#56 Waffle Frolic

Written by Food Non-Fiction August 9, 2016

Hey food buffs! Join the waffle frolic! Let's learn about waffles!!!

Waffles are made from a batter, including flour, butter, sugar, eggs, water or milk, and leavening. And this batter is pressed and cooked between two hot plates with some kind of design on it.

The pattern on the waffle, in my opinion, is essential to the waffle. You see, some people claim that a crude ancestor to the waffle existed all the way back in the Neolithic Age. This is because a mummified man from around 3200 BCE was discovered at the Italian-Austrian border and he was analyzed. Otzi the Iceman is said to have eaten something similar to a pancake. But pancakes are flat! So we don’t consider the Neolithic Age the beginning of waffles.

Fast forward to ancient Greece. The ancient Greeks also made a flat cake [obelios]. These were slightly closer to waffles, as they were cooked simultaneously on both sides using 2 metal plates, which is the way waffle irons work.

In the Middle Ages in Europe, the Catholic Church made unleavened wafers. These were pressed with images of religious icons and were often served at the end of meals as a symbolic blessing. Wafers could also be eaten during religious fasting, because they contained no animal fats, eggs, or dairy products. This made them very popular. This popularity lead to wafers becoming not just a food consumed for religious purposes, but also as a regular dessert food.

1600s style wafers
1600s style wafers [credit: Historic Food]

During the 1200s, a secular wafer, untied from religion, emerged in Europe. These wafers were made from leavened batter. By the way, a leavening agent is any substance that causes a foaming action that adds bubbles into the batter, making it lighter and softer. So these wafers were starting to look more like the modern day waffle. Bakeries started making the wafers bigger and more elaborate, really going in the opposite direction of the original humble wafer. And they began using rich ingredients like eggs, and cream. Also at this time, these wafers started to be decorated with more than just religious symbols.  The wafers, and the waffles that would come after them, were made by heating two iron plates, which were hinged together, with the ingredients in the middle. Before, the irons were often designed so that the wafers came out imprinted with a religious symbol. But with wafers becoming more secular, the designs that were imprinted started to range, from landscape images, to coats-of-arms and many more. Soon the waffle irons that made the honeycomb pattern emerged. (Sidenote: The honeycomb pattern may be where waffles got their name from, as the Old German word "Wafel" is related to a word that can mean “honeycomb.”) Perhaps as a way to make more waffles on a single surface area, some waffle makers began making rectangular waffles on rectangular waffle irons, creating a grid pattern. Pretty soon, waffles were a well-established dessert in Europe.

Waffle recipes and waffle irons came to America in 1620 with Dutch pilgrims arriving on the Mayflower. These Dutch colonists living on the East Coast of North America, including the area that is now New York, customarily ate their “wafels” in the afternoon with tea and chocolate. But while Dutch colonists were eating waffles in America, the rest of the population wasn’t as familiar with waffles. Indeed, it wouldn’t be until 1735 that the English term “waffle”, spelled “w-a-f-f-l-e”, instead of the Dutch version “w-a-f-e-l” was first seen in print.

■ **Exercise instructions**:
1: Answer these from the waffle post:
(a) Around what date does the mummified man found at the Italian-Austrian border come from?
(b) What name does the post give in brackets for the flat cake made by the ancient Greeks?
(c) In what year was the English term "waffle" first seen in print?
2: Reproduce the waffle post word for word from "Waffles are made" up to and including "design on it.".
Rely only on the waffle post for what comes next.

■ **Data**:
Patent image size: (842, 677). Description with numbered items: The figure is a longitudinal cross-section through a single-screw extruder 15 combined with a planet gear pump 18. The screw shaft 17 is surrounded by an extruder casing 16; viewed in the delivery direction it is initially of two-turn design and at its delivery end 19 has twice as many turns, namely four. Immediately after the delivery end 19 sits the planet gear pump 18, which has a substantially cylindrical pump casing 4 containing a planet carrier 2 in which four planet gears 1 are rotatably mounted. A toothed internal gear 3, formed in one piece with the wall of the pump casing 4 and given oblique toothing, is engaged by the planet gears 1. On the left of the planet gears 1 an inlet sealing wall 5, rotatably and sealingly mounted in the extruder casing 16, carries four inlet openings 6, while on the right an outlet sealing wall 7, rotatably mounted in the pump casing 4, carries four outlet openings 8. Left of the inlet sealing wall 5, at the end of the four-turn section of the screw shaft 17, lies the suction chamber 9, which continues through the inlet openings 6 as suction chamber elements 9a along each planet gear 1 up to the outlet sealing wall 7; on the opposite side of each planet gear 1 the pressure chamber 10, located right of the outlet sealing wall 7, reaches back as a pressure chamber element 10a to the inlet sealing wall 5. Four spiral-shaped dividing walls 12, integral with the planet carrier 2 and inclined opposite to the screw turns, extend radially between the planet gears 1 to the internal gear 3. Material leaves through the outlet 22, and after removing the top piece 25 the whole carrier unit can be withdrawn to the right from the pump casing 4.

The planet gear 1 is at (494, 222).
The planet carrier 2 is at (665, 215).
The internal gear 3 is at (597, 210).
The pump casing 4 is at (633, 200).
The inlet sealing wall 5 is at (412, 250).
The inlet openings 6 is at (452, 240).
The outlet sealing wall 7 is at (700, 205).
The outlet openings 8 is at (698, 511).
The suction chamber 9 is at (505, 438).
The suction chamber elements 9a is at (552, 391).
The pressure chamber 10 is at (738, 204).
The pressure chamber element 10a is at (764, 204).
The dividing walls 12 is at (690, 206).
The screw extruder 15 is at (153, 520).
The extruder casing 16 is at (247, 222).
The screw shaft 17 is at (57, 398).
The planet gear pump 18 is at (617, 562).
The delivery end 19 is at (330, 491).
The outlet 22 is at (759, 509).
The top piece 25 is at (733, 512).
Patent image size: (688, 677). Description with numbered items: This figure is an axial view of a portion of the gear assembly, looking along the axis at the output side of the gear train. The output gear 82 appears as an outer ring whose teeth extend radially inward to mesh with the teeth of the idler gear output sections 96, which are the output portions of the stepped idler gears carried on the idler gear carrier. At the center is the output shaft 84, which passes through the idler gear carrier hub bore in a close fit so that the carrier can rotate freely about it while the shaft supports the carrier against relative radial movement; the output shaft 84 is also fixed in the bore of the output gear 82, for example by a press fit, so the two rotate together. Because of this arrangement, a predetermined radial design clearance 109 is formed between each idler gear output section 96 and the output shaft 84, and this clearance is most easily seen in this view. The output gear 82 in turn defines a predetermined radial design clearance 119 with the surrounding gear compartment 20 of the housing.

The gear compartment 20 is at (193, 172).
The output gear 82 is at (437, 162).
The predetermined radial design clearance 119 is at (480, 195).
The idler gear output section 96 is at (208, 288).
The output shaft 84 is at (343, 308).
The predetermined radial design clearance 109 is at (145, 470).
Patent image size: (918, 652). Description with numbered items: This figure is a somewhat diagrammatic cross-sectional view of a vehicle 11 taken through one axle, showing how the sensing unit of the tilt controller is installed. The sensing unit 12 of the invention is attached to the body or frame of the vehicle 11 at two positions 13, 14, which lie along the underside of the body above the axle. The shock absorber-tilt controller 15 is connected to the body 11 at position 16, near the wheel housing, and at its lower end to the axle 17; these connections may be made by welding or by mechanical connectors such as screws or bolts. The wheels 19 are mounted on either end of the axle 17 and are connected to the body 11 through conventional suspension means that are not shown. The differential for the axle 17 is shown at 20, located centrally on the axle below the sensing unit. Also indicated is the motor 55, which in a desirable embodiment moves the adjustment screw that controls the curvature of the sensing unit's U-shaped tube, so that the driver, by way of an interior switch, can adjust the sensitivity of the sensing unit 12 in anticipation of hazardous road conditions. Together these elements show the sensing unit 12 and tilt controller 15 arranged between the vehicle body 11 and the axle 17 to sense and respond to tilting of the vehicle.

■ **Completed exercise**:
1:
(a) Around 3200 BCE
(b) Obelios
(c) 1735

2:
Waffles are made from a batter, including flour, butter, sugar, eggs, water or milk, and leavening. And this batter is pressed and cooked between two hot plates with some kind of design on it.